*STATED EXERCISE*
Check each line for the string "aristocratie". Give only the count of lines that have it.

*RECORDED INFORMATION*
════════════════

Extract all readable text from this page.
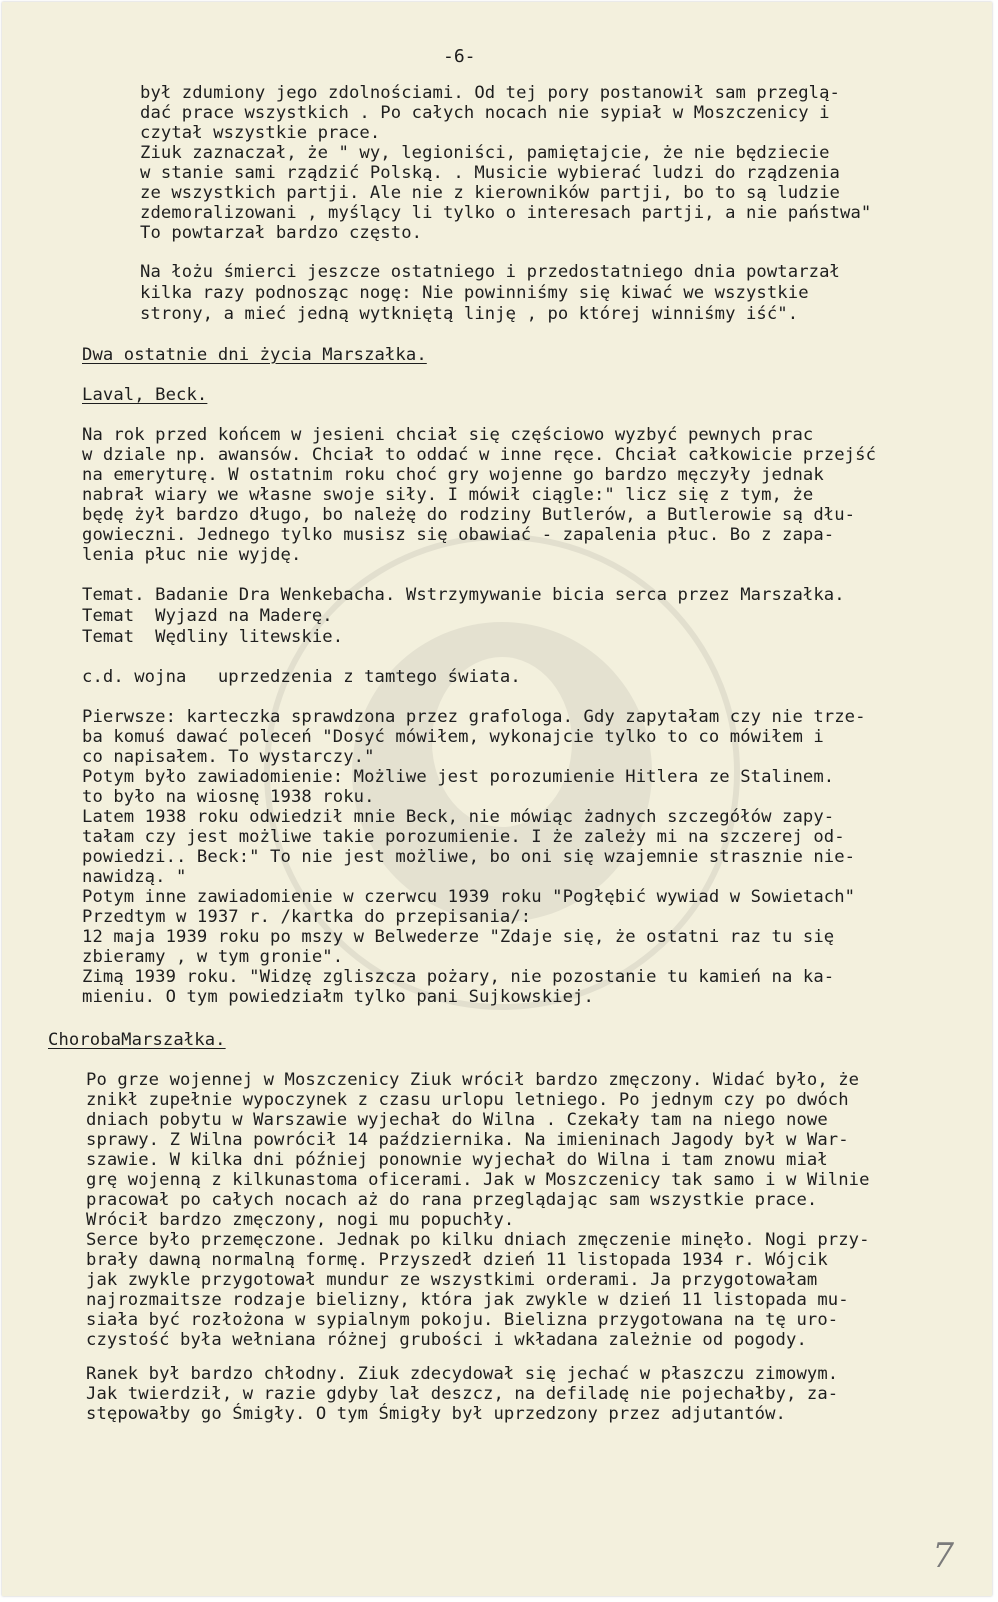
-6-
był zdumiony jego zdolnościami. Od tej pory postanowił sam przeglą-
dać prace wszystkich . Po całych nocach nie sypiał w Moszczenicy i
czytał wszystkie prace.
Ziuk zaznaczał, że " wy, legioniści, pamiętajcie, że nie będziecie
w stanie sami rządzić Polską. . Musicie wybierać ludzi do rządzenia
ze wszystkich partji. Ale nie z kierowników partji, bo to są ludzie
zdemoralizowani , myślący li tylko o interesach partji, a nie państwa"
To powtarzał bardzo często.
Na łożu śmierci jeszcze ostatniego i przedostatniego dnia powtarzał
kilka razy podnosząc nogę: Nie powinniśmy się kiwać we wszystkie
strony, a mieć jedną wytkniętą linję , po której winniśmy iść".
Dwa ostatnie dni życia Marszałka.
Laval, Beck.
Na rok przed końcem w jesieni chciał się częściowo wyzbyć pewnych prac
w dziale np. awansów. Chciał to oddać w inne ręce. Chciał całkowicie przejść
na emeryturę. W ostatnim roku choć gry wojenne go bardzo męczyły jednak
nabrał wiary we własne swoje siły. I mówił ciągle:" licz się z tym, że
będę żył bardzo długo, bo należę do rodziny Butlerów, a Butlerowie są dłu-
gowieczni. Jednego tylko musisz się obawiać - zapalenia płuc. Bo z zapa-
lenia płuc nie wyjdę.
Temat. Badanie Dra Wenkebacha. Wstrzymywanie bicia serca przez Marszałka.
Temat  Wyjazd na Maderę.
Temat  Wędliny litewskie.
c.d. wojna   uprzedzenia z tamtego świata.
Pierwsze: karteczka sprawdzona przez grafologa. Gdy zapytałam czy nie trze-
ba komuś dawać poleceń "Dosyć mówiłem, wykonajcie tylko to co mówiłem i
co napisałem. To wystarczy."
Potym było zawiadomienie: Możliwe jest porozumienie Hitlera ze Stalinem.
to było na wiosnę 1938 roku.
Latem 1938 roku odwiedził mnie Beck, nie mówiąc żadnych szczegółów zapy-
tałam czy jest możliwe takie porozumienie. I że zależy mi na szczerej od-
powiedzi.. Beck:" To nie jest możliwe, bo oni się wzajemnie strasznie nie-
nawidzą. "
Potym inne zawiadomienie w czerwcu 1939 roku "Pogłębić wywiad w Sowietach"
Przedtym w 1937 r. /kartka do przepisania/:
12 maja 1939 roku po mszy w Belwederze "Zdaje się, że ostatni raz tu się
zbieramy , w tym gronie".
Zimą 1939 roku. "Widzę zgliszcza pożary, nie pozostanie tu kamień na ka-
mieniu. O tym powiedziałm tylko pani Sujkowskiej.
ChorobaMarszałka.
Po grze wojennej w Moszczenicy Ziuk wrócił bardzo zmęczony. Widać było, że
znikł zupełnie wypoczynek z czasu urlopu letniego. Po jednym czy po dwóch
dniach pobytu w Warszawie wyjechał do Wilna . Czekały tam na niego nowe
sprawy. Z Wilna powrócił 14 października. Na imieninach Jagody był w War-
szawie. W kilka dni później ponownie wyjechał do Wilna i tam znowu miał
grę wojenną z kilkunastoma oficerami. Jak w Moszczenicy tak samo i w Wilnie
pracował po całych nocach aż do rana przeglądając sam wszystkie prace.
Wrócił bardzo zmęczony, nogi mu popuchły.
Serce było przemęczone. Jednak po kilku dniach zmęczenie minęło. Nogi przy-
brały dawną normalną formę. Przyszedł dzień 11 listopada 1934 r. Wójcik
jak zwykle przygotował mundur ze wszystkimi orderami. Ja przygotowałam
najrozmaitsze rodzaje bielizny, która jak zwykle w dzień 11 listopada mu-
siała być rozłożona w sypialnym pokoju. Bielizna przygotowana na tę uro-
czystość była wełniana różnej grubości i wkładana zależnie od pogody.
Ranek był bardzo chłodny. Ziuk zdecydował się jechać w płaszczu zimowym.
Jak twierdził, w razie gdyby lał deszcz, na defiladę nie pojechałby, za-
stępowałby go Śmigły. O tym Śmigły był uprzedzony przez adjutantów.
7
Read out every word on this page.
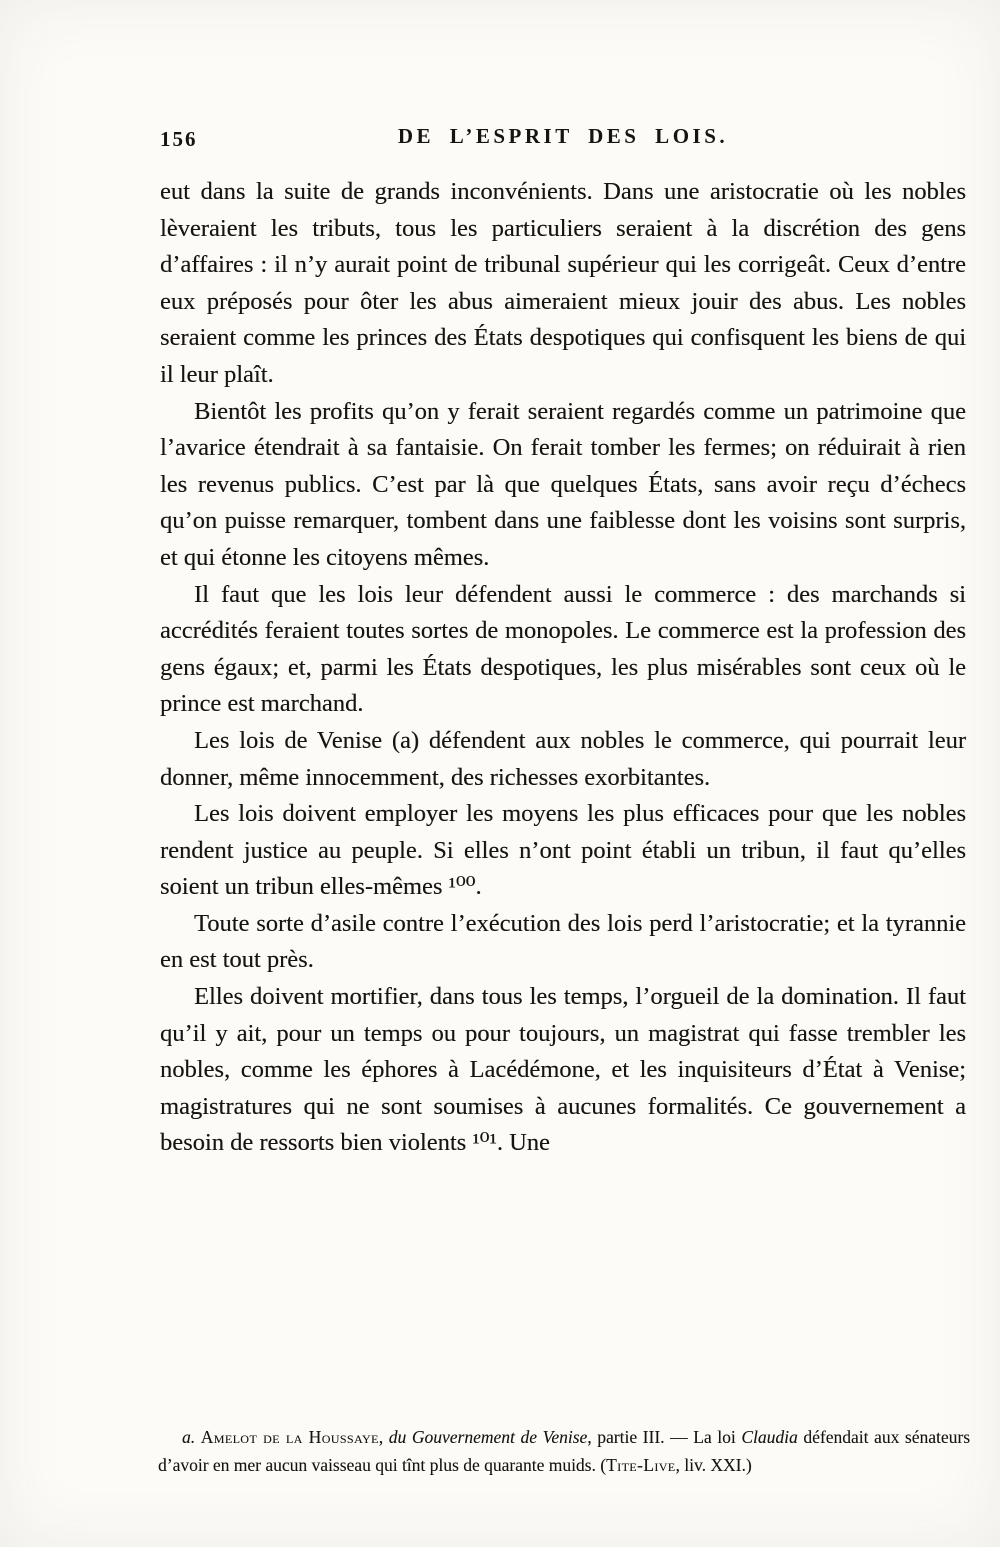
156	DE L’ESPRIT DES LOIS.

eut dans la suite de grands inconvénients. Dans une aristocratie où les nobles lèveraient les tributs, tous les particuliers seraient à la discrétion des gens d’affaires : il n’y aurait point de tribunal supérieur qui les corrigeât. Ceux d’entre eux préposés pour ôter les abus aimeraient mieux jouir des abus. Les nobles seraient comme les princes des États despotiques qui confisquent les biens de qui il leur plaît.

Bientôt les profits qu’on y ferait seraient regardés comme un patrimoine que l’avarice étendrait à sa fantaisie. On ferait tomber les fermes; on réduirait à rien les revenus publics. C’est par là que quelques États, sans avoir reçu d’échecs qu’on puisse remarquer, tombent dans une faiblesse dont les voisins sont surpris, et qui étonne les citoyens mêmes.

Il faut que les lois leur défendent aussi le commerce : des marchands si accrédités feraient toutes sortes de monopoles. Le commerce est la profession des gens égaux; et, parmi les États despotiques, les plus misérables sont ceux où le prince est marchand.

Les lois de Venise (a) défendent aux nobles le commerce, qui pourrait leur donner, même innocemment, des richesses exorbitantes.

Les lois doivent employer les moyens les plus efficaces pour que les nobles rendent justice au peuple. Si elles n’ont point établi un tribun, il faut qu’elles soient un tribun elles-mêmes ¹⁰⁰.

Toute sorte d’asile contre l’exécution des lois perd l’aristocratie; et la tyrannie en est tout près.

Elles doivent mortifier, dans tous les temps, l’orgueil de la domination. Il faut qu’il y ait, pour un temps ou pour toujours, un magistrat qui fasse trembler les nobles, comme les éphores à Lacédémone, et les inquisiteurs d’État à Venise; magistratures qui ne sont soumises à aucunes formalités. Ce gouvernement a besoin de ressorts bien violents ¹⁰¹. Une

a. Amelot de la Houssaye, du Gouvernement de Venise, partie III. — La loi Claudia défendait aux sénateurs d’avoir en mer aucun vaisseau qui tînt plus de quarante muids. (Tite-Live, liv. XXI.)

════════════════

*RESPONSE BELOW*
2